OBJECTIVES —
[1] Answer the following questions using the binary-tree subtree article.
(a) In which set of this problem is the naive approach discussed?
(b) On what is the efficient approach described in Set-2 based?
(c) In the alternative efficient approach, what is stored for each node of Tree-T whose height matches that of Tree-S?
[2] Decide whether each statement below agrees with the binary-tree subtree article. Answer yes or no, and quote the words of the article that settle each one.
(a) The alternative efficient approach checks every node of Tree-T for an identical subtree.
(b) The first step of the alternative efficient approach is to calculate the height of Tree-S.
(c) The implementation shown is written in Java.
[3] Carry on the code in the binary-tree subtree article from the point where it stops.

PASSAGE —
Input:            Tree-T                                        Tree-S
                           1                                               3
                        /    \                                           /       
                     2        3                                      6
                  /   \      /
               4      5   6
Output: Yes
Explanation:
Height of a Tree-S is -2
In the Tree-T the nodes with height 2 are -{2 ,3}
In the nodes {2,3} the nodes which satisfy the identical subtree with tree-S are {3}
So, there exists a identical subtree i.e tree-S in the tree-T

Input:  Tree-T                                       Tree-S
              26                                              10
            /   \                                            /    \
        10     3                                        4       6
      /    \      \                                       \
   4       6      3                                     30
    \
    30 

 

Naive Approach: The naive approach is discussed in Set-1 of this problem.

Efficient Approach: The efficient approach based on uniquely identifying a tree from their inorder and preorder/postorder traversal is discussed in Set-2 of this problem.

Alternative Efficient Approach: The approach is to find all nodes at the same height as the height of Tree-S in Tree-T and then compare.

  • Initially calculate the height of the given subtree(Tree -S).
  • In the next step, find all the nodes from Tree-T which are having height as the height of the Tree-S, and store their address.
  • Then from every node, we stored we check if that is an identical subtree or not.
  • In this approach, there is no need to check for all the nodes whether it is an identical subtree or not as we have height as a parameter at which actually identical subtree validation must be performed.

Below is the implementation of the above.

C++




// C++ program to check if a binary tree
// Is subtree of another binary tree
 
#include <bits/stdc++.h>
using namespace std;
 
// Structure of a Binary Tree Node
struct Node {
    int data;
    struct Node *left, *right;
};
 
// Utility function to
// Create a new tree node
Node* newNode(int data)

DATASET —
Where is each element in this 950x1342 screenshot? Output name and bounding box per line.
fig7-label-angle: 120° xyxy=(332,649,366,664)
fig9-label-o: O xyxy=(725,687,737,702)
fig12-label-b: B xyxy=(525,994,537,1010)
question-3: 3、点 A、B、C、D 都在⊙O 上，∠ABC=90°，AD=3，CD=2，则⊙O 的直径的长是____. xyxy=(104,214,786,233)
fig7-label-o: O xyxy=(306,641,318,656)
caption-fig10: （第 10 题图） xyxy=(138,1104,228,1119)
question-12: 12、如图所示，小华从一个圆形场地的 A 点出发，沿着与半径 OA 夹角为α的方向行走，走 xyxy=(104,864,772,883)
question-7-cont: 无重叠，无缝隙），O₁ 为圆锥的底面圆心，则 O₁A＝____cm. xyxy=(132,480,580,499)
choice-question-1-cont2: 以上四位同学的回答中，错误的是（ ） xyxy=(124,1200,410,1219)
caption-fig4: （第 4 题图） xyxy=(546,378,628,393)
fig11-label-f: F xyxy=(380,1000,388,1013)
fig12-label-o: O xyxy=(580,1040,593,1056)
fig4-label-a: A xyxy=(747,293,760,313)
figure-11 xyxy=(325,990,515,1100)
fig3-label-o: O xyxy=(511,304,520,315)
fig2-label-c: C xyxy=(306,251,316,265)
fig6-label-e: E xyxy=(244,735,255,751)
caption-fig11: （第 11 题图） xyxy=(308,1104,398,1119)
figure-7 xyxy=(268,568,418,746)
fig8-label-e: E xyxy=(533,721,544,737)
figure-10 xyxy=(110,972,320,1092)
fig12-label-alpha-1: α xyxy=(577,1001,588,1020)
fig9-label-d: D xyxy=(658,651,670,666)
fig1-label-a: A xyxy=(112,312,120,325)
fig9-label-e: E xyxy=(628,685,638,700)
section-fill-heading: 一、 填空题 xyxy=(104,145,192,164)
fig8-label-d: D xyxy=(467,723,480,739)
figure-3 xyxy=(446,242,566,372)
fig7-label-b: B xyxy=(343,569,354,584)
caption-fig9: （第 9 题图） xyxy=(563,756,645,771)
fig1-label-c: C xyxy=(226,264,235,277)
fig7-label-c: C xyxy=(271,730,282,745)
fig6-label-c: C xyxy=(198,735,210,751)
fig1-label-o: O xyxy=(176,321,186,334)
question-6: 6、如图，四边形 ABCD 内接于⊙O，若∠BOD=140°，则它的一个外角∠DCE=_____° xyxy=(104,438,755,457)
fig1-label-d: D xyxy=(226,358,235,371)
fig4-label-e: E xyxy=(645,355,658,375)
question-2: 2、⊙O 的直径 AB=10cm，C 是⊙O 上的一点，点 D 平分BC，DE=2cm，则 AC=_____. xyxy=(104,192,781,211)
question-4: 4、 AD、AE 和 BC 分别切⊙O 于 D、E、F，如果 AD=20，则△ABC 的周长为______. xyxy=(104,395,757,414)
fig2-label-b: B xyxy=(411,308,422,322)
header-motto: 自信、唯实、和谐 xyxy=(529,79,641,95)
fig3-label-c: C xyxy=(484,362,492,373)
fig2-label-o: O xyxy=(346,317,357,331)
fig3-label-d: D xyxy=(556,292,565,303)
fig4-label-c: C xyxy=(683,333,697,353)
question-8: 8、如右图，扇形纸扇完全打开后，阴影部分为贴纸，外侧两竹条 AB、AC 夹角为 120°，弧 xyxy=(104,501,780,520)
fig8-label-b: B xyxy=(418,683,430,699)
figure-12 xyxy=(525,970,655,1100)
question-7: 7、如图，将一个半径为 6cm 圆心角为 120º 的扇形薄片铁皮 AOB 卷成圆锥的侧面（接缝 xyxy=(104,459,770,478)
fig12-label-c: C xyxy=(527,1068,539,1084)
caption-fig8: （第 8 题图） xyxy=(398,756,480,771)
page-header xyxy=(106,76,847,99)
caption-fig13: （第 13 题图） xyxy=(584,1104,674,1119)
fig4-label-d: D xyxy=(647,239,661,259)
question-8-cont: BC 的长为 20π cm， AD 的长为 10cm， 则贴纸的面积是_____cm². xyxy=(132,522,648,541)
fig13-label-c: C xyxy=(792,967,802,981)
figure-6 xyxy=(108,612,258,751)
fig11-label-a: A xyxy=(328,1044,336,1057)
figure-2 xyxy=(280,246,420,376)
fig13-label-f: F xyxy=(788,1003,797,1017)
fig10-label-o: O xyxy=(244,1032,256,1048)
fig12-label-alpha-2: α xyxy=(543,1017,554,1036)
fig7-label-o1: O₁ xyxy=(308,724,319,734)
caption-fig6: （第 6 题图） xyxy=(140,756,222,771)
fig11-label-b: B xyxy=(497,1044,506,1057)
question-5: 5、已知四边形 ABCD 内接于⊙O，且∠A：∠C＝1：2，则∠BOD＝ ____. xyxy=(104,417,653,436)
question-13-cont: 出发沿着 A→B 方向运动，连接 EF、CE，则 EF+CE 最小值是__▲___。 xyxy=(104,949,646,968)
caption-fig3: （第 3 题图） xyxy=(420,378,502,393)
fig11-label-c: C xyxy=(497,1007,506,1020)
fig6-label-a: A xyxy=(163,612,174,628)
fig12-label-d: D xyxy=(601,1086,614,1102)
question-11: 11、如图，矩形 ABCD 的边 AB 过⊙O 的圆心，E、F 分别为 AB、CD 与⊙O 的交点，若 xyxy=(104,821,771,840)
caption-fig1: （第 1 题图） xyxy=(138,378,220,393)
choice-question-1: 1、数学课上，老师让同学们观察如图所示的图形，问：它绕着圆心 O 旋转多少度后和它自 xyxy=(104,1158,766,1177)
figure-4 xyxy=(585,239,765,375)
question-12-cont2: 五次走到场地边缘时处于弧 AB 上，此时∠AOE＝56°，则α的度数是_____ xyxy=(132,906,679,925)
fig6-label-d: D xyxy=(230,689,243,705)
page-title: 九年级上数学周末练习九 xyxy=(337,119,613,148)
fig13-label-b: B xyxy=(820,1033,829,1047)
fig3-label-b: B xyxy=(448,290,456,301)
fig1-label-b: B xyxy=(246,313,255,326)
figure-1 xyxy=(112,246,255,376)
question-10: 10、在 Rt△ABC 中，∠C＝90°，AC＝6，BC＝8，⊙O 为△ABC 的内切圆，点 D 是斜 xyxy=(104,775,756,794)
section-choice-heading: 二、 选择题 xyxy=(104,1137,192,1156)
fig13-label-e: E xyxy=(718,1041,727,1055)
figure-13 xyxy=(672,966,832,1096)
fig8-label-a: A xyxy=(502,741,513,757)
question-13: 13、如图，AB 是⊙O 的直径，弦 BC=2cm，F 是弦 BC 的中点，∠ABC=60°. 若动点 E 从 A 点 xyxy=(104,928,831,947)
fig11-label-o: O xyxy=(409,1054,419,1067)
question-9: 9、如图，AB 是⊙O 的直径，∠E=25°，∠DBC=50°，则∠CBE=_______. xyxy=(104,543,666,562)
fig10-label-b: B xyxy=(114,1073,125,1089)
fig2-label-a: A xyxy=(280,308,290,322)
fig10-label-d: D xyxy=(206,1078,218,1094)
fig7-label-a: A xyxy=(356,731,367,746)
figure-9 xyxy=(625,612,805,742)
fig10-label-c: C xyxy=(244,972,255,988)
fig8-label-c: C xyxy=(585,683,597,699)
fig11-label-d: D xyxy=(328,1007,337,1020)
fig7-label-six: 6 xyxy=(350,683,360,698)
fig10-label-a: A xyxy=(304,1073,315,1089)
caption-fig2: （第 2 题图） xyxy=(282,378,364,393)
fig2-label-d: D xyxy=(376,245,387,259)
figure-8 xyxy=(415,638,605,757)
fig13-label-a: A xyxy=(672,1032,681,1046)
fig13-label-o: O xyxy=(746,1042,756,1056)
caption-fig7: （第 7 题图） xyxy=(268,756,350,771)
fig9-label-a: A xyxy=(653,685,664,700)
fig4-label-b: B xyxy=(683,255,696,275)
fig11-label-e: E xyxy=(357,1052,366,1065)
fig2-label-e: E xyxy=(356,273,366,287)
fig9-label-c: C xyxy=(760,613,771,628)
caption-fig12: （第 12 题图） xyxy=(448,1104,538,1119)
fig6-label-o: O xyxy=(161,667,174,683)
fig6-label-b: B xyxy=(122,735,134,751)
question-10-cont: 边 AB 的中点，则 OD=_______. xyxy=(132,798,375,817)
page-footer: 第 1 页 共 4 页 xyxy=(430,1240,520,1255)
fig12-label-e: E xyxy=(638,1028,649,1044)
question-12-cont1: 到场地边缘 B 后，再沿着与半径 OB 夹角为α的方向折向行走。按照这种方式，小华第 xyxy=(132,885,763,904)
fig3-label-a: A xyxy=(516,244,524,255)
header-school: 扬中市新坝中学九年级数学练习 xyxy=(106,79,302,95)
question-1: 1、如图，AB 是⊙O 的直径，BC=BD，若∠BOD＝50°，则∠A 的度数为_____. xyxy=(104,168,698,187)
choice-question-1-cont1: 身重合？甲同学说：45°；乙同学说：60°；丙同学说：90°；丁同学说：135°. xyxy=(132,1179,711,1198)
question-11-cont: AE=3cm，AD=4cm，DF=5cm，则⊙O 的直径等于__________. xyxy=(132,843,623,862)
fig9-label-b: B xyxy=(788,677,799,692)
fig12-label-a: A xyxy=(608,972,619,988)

ANSWERS IN ORDER —
[1]
(a) Set-1.
(b) It is based on uniquely identifying a tree from its inorder and preorder/postorder traversal.
(c) Its address is stored.

[2]
(a) No: "there is no need to check for all the nodes whether it is an identical subtree or not"
(b) Yes: "Initially calculate the height of the given subtree(Tree -S)."
(c) No: "C++ program to check if a binary tree"

[3]
{
    Node* temp = new Node;
    temp->data = data;
    temp->left = temp->right = NULL;
    return temp;
}
 
// Function to calculate
// The height of the tree
int height_of_tree(Node* root)
{
    if (!root)
        return 0;
 
    // Calculate the left subtree
    // And right subtree height
    int left = height_of_tree(root->left);
    int right = height_of_tree(root->right);
    return 1 + max(left, right);
}
 
// Function to check
// It is a subtree or not
bool CheckSubTree(Node* T, Node* S)
{
    if (S == NULL && T == NULL)
        return true;
 
    if (T == NULL || S == NULL)
        return false;
 
    if (T->data != S->data)
        return false;
 
    return CheckSubTree(T->left, S->left)
           && CheckSubTree(T->right, S->right);
}
 
// Function to extract the
// nodes of height of the subtree
// i.e tree-S from the parent
// tree(T-tree) using the height of the tree
int subtree_height(Node* root,
                   vector<Node*>& nodes,
                   int h)
{
    if (root == NULL)
        return 0;
 
    else {
 
        // Calculating the height
        // Of the tree at each node
        int left = subtree_height(root->left,
                                  nodes, h);
 
        int right = subtree_height(root->right,
                                   nodes, h);
 
        int height = max(left, right) + 1;
 
        // If height equals to height
        // of the subtree then store it
        if (height == h)
            nodes.push_back(root);
 
        return height;
    }
}
 
// Function to check if it is a subtree
bool isSubTree(Node* T, Node* S)
{
    if (T == NULL && S == NULL)
        return true;
 
    if (T == NULL || S == NULL)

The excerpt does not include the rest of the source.